**Written exercise**
Repeat, exactly and in full, the lines of the listing below, but without any pictures.

======== Provided information

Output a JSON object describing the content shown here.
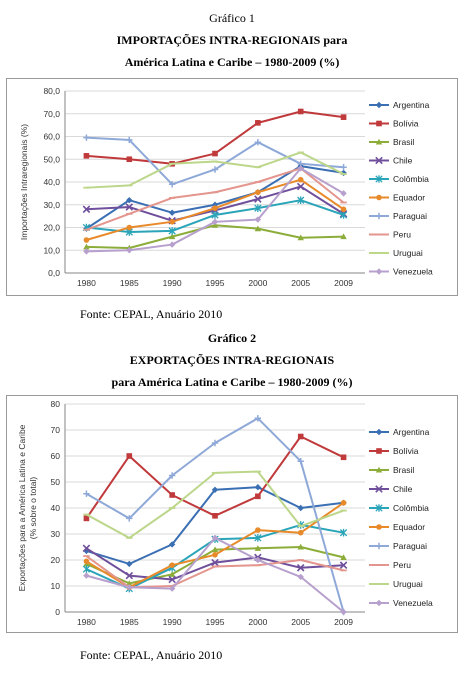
{
  "figure1": {
    "caption": "Gráfico 1",
    "title_line1": "IMPORTAÇÕES INTRA-REGIONAIS para",
    "title_line2": "América Latina e Caribe – 1980-2009 (%)",
    "source": "Fonte: CEPAL, Anuário 2010"
  },
  "figure2": {
    "caption": "Gráfico 2",
    "title_line1": "EXPORTAÇÕES INTRA-REGIONAIS",
    "title_line2": "para América Latina e Caribe – 1980-2009 (%)",
    "source": "Fonte: CEPAL, Anuário 2010"
  },
  "chart_data": [
    {
      "type": "line",
      "ylabel": "Importações Intraregionais (%)",
      "ylim": [
        0,
        80
      ],
      "yticks": [
        "0,0",
        "10,0",
        "20,0",
        "30,0",
        "40,0",
        "50,0",
        "60,0",
        "70,0",
        "80,0"
      ],
      "grid": true,
      "legend": "right",
      "x": [
        "1980",
        "1985",
        "1990",
        "1995",
        "2000",
        "2005",
        "2009"
      ],
      "series": [
        {
          "name": "Argentina",
          "color": "#3b6fb3",
          "marker": "diamond",
          "values": [
            19.5,
            32.0,
            26.5,
            30.0,
            35.5,
            47.0,
            44.0
          ]
        },
        {
          "name": "Bolívia",
          "color": "#c0393b",
          "marker": "square",
          "values": [
            51.5,
            50.0,
            48.0,
            52.5,
            66.0,
            71.0,
            68.5
          ]
        },
        {
          "name": "Brasil",
          "color": "#8cad3a",
          "marker": "triangle",
          "values": [
            11.5,
            11.0,
            16.0,
            21.0,
            19.5,
            15.5,
            16.0
          ]
        },
        {
          "name": "Chile",
          "color": "#6f4f9b",
          "marker": "x",
          "values": [
            28.0,
            29.0,
            23.0,
            27.5,
            32.5,
            38.0,
            26.0
          ]
        },
        {
          "name": "Colômbia",
          "color": "#2aa4b8",
          "marker": "star",
          "values": [
            20.0,
            18.0,
            18.5,
            25.5,
            28.5,
            32.0,
            25.5
          ]
        },
        {
          "name": "Equador",
          "color": "#e88a2a",
          "marker": "circle",
          "values": [
            14.5,
            20.0,
            22.5,
            28.5,
            35.5,
            41.0,
            28.0
          ]
        },
        {
          "name": "Paraguai",
          "color": "#8ea8d8",
          "marker": "plus",
          "values": [
            59.5,
            58.5,
            39.0,
            45.5,
            57.5,
            48.0,
            46.5
          ]
        },
        {
          "name": "Peru",
          "color": "#e3958e",
          "marker": "dash",
          "values": [
            19.0,
            26.0,
            33.0,
            35.5,
            40.0,
            46.0,
            31.0
          ]
        },
        {
          "name": "Uruguai",
          "color": "#bcd68a",
          "marker": "dash",
          "values": [
            37.5,
            38.5,
            48.0,
            49.0,
            46.5,
            53.0,
            43.5
          ]
        },
        {
          "name": "Venezuela",
          "color": "#b7a0cd",
          "marker": "diamond",
          "values": [
            9.5,
            10.0,
            12.5,
            22.5,
            23.5,
            46.0,
            35.0
          ]
        }
      ]
    },
    {
      "type": "line",
      "ylabel": "Exportações para a América Latina e Caribe",
      "ylabel2": "(% sobre o total)",
      "ylim": [
        0,
        80
      ],
      "yticks": [
        "0",
        "10",
        "20",
        "30",
        "40",
        "50",
        "60",
        "70",
        "80"
      ],
      "grid": true,
      "legend": "right",
      "x": [
        "1980",
        "1985",
        "1990",
        "1995",
        "2000",
        "2005",
        "2009"
      ],
      "series": [
        {
          "name": "Argentina",
          "color": "#3b6fb3",
          "marker": "diamond",
          "values": [
            23.5,
            18.5,
            26.0,
            47.0,
            48.0,
            40.0,
            42.0
          ]
        },
        {
          "name": "Bolívia",
          "color": "#c0393b",
          "marker": "square",
          "values": [
            36.0,
            60.0,
            45.0,
            37.0,
            44.5,
            67.5,
            59.5
          ]
        },
        {
          "name": "Brasil",
          "color": "#8cad3a",
          "marker": "triangle",
          "values": [
            18.5,
            11.0,
            14.5,
            24.0,
            24.5,
            25.0,
            21.0
          ]
        },
        {
          "name": "Chile",
          "color": "#6f4f9b",
          "marker": "x",
          "values": [
            24.5,
            14.0,
            12.5,
            19.0,
            21.0,
            17.0,
            18.0
          ]
        },
        {
          "name": "Colômbia",
          "color": "#2aa4b8",
          "marker": "star",
          "values": [
            16.5,
            9.0,
            17.0,
            28.0,
            28.5,
            33.5,
            30.5
          ]
        },
        {
          "name": "Equador",
          "color": "#e88a2a",
          "marker": "circle",
          "values": [
            19.5,
            9.5,
            18.0,
            22.0,
            31.5,
            30.5,
            42.0
          ]
        },
        {
          "name": "Paraguai",
          "color": "#8ea8d8",
          "marker": "plus",
          "values": [
            45.5,
            36.0,
            52.5,
            65.0,
            74.5,
            58.0,
            0.0
          ]
        },
        {
          "name": "Peru",
          "color": "#e3958e",
          "marker": "dash",
          "values": [
            21.5,
            9.5,
            10.0,
            17.5,
            18.0,
            20.0,
            16.0
          ]
        },
        {
          "name": "Uruguai",
          "color": "#bcd68a",
          "marker": "dash",
          "values": [
            37.5,
            28.5,
            40.0,
            53.5,
            54.0,
            33.0,
            39.0
          ]
        },
        {
          "name": "Venezuela",
          "color": "#b7a0cd",
          "marker": "diamond",
          "values": [
            14.0,
            9.5,
            9.0,
            28.5,
            20.0,
            13.5,
            0.0
          ]
        }
      ]
    }
  ]
}
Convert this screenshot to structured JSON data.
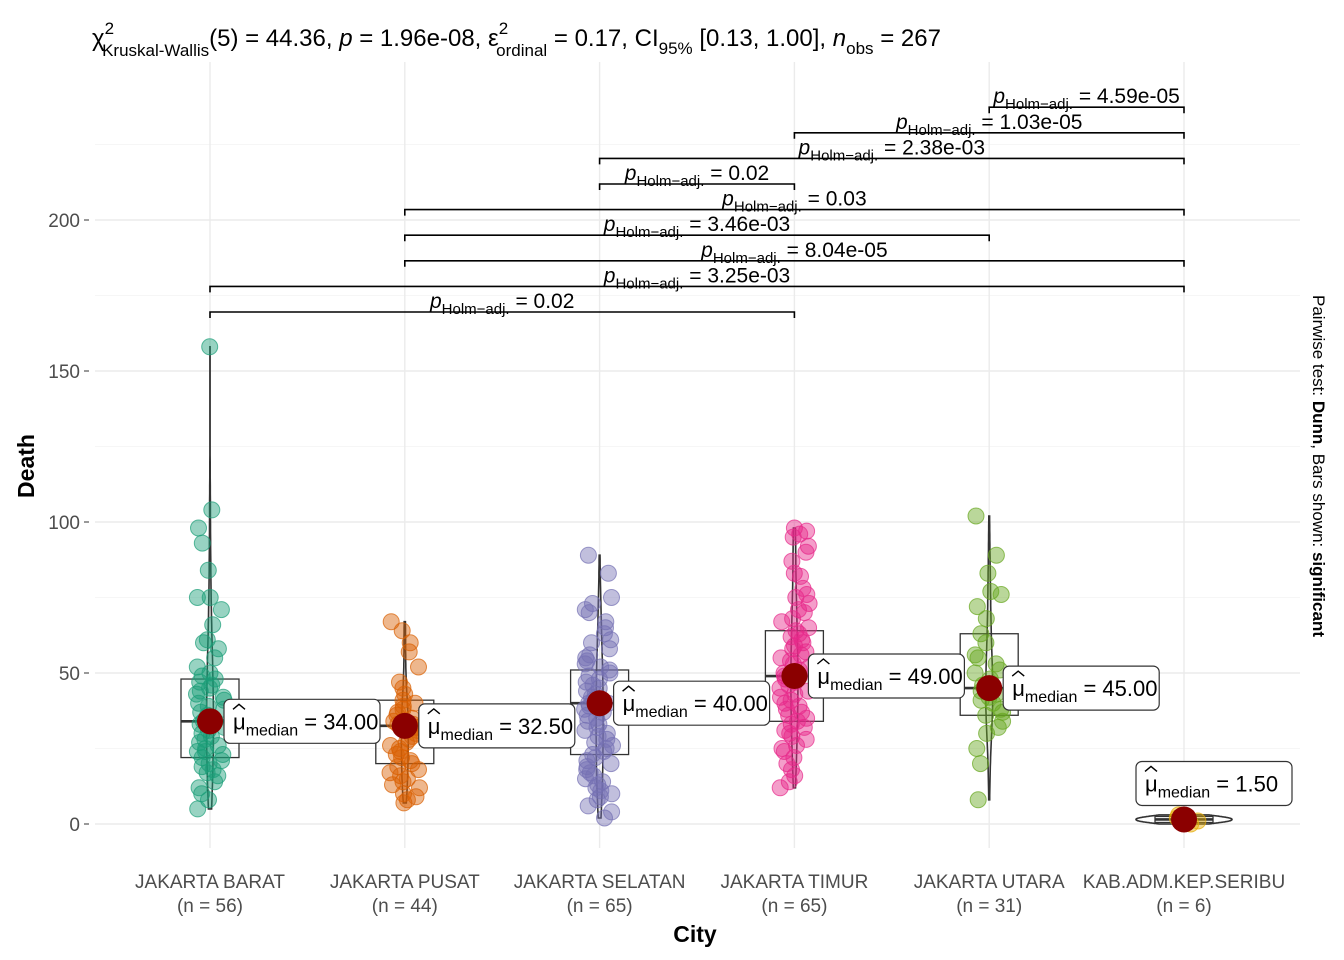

================

**Task answer**
Output a JSON object describing the content shown here.
{
  "figure1": {
    "caption": "Gráfico 1",
    "title_line1": "IMPORTAÇÕES INTRA-REGIONAIS para",
    "title_line2": "América Latina e Caribe – 1980-2009 (%)",
    "source": "Fonte: CEPAL, Anuário 2010"
  },
  "figure2": {
    "caption": "Gráfico 2",
    "title_line1": "EXPORTAÇÕES INTRA-REGIONAIS",
    "title_line2": "para América Latina e Caribe – 1980-2009 (%)",
    "source": "Fonte: CEPAL, Anuário 2010"
  },
  "chart_data": [
    {
      "type": "line",
      "ylabel": "Importações Intraregionais (%)",
      "ylim": [
        0,
        80
      ],
      "yticks": [
        "0,0",
        "10,0",
        "20,0",
        "30,0",
        "40,0",
        "50,0",
        "60,0",
        "70,0",
        "80,0"
      ],
      "grid": true,
      "legend": "right",
      "x": [
        "1980",
        "1985",
        "1990",
        "1995",
        "2000",
        "2005",
        "2009"
      ],
      "series": [
        {
          "name": "Argentina",
          "color": "#3b6fb3",
          "marker": "diamond",
          "values": [
            19.5,
            32.0,
            26.5,
            30.0,
            35.5,
            47.0,
            44.0
          ]
        },
        {
          "name": "Bolívia",
          "color": "#c0393b",
          "marker": "square",
          "values": [
            51.5,
            50.0,
            48.0,
            52.5,
            66.0,
            71.0,
            68.5
          ]
        },
        {
          "name": "Brasil",
          "color": "#8cad3a",
          "marker": "triangle",
          "values": [
            11.5,
            11.0,
            16.0,
            21.0,
            19.5,
            15.5,
            16.0
          ]
        },
        {
          "name": "Chile",
          "color": "#6f4f9b",
          "marker": "x",
          "values": [
            28.0,
            29.0,
            23.0,
            27.5,
            32.5,
            38.0,
            26.0
          ]
        },
        {
          "name": "Colômbia",
          "color": "#2aa4b8",
          "marker": "star",
          "values": [
            20.0,
            18.0,
            18.5,
            25.5,
            28.5,
            32.0,
            25.5
          ]
        },
        {
          "name": "Equador",
          "color": "#e88a2a",
          "marker": "circle",
          "values": [
            14.5,
            20.0,
            22.5,
            28.5,
            35.5,
            41.0,
            28.0
          ]
        },
        {
          "name": "Paraguai",
          "color": "#8ea8d8",
          "marker": "plus",
          "values": [
            59.5,
            58.5,
            39.0,
            45.5,
            57.5,
            48.0,
            46.5
          ]
        },
        {
          "name": "Peru",
          "color": "#e3958e",
          "marker": "dash",
          "values": [
            19.0,
            26.0,
            33.0,
            35.5,
            40.0,
            46.0,
            31.0
          ]
        },
        {
          "name": "Uruguai",
          "color": "#bcd68a",
          "marker": "dash",
          "values": [
            37.5,
            38.5,
            48.0,
            49.0,
            46.5,
            53.0,
            43.5
          ]
        },
        {
          "name": "Venezuela",
          "color": "#b7a0cd",
          "marker": "diamond",
          "values": [
            9.5,
            10.0,
            12.5,
            22.5,
            23.5,
            46.0,
            35.0
          ]
        }
      ]
    },
    {
      "type": "line",
      "ylabel": "Exportações para a América Latina e Caribe",
      "ylabel2": "(% sobre o total)",
      "ylim": [
        0,
        80
      ],
      "yticks": [
        "0",
        "10",
        "20",
        "30",
        "40",
        "50",
        "60",
        "70",
        "80"
      ],
      "grid": true,
      "legend": "right",
      "x": [
        "1980",
        "1985",
        "1990",
        "1995",
        "2000",
        "2005",
        "2009"
      ],
      "series": [
        {
          "name": "Argentina",
          "color": "#3b6fb3",
          "marker": "diamond",
          "values": [
            23.5,
            18.5,
            26.0,
            47.0,
            48.0,
            40.0,
            42.0
          ]
        },
        {
          "name": "Bolívia",
          "color": "#c0393b",
          "marker": "square",
          "values": [
            36.0,
            60.0,
            45.0,
            37.0,
            44.5,
            67.5,
            59.5
          ]
        },
        {
          "name": "Brasil",
          "color": "#8cad3a",
          "marker": "triangle",
          "values": [
            18.5,
            11.0,
            14.5,
            24.0,
            24.5,
            25.0,
            21.0
          ]
        },
        {
          "name": "Chile",
          "color": "#6f4f9b",
          "marker": "x",
          "values": [
            24.5,
            14.0,
            12.5,
            19.0,
            21.0,
            17.0,
            18.0
          ]
        },
        {
          "name": "Colômbia",
          "color": "#2aa4b8",
          "marker": "star",
          "values": [
            16.5,
            9.0,
            17.0,
            28.0,
            28.5,
            33.5,
            30.5
          ]
        },
        {
          "name": "Equador",
          "color": "#e88a2a",
          "marker": "circle",
          "values": [
            19.5,
            9.5,
            18.0,
            22.0,
            31.5,
            30.5,
            42.0
          ]
        },
        {
          "name": "Paraguai",
          "color": "#8ea8d8",
          "marker": "plus",
          "values": [
            45.5,
            36.0,
            52.5,
            65.0,
            74.5,
            58.0,
            0.0
          ]
        },
        {
          "name": "Peru",
          "color": "#e3958e",
          "marker": "dash",
          "values": [
            21.5,
            9.5,
            10.0,
            17.5,
            18.0,
            20.0,
            16.0
          ]
        },
        {
          "name": "Uruguai",
          "color": "#bcd68a",
          "marker": "dash",
          "values": [
            37.5,
            28.5,
            40.0,
            53.5,
            54.0,
            33.0,
            39.0
          ]
        },
        {
          "name": "Venezuela",
          "color": "#b7a0cd",
          "marker": "diamond",
          "values": [
            14.0,
            9.5,
            9.0,
            28.5,
            20.0,
            13.5,
            0.0
          ]
        }
      ]
    }
  ]
}
Convert this screenshot to structured JSON data.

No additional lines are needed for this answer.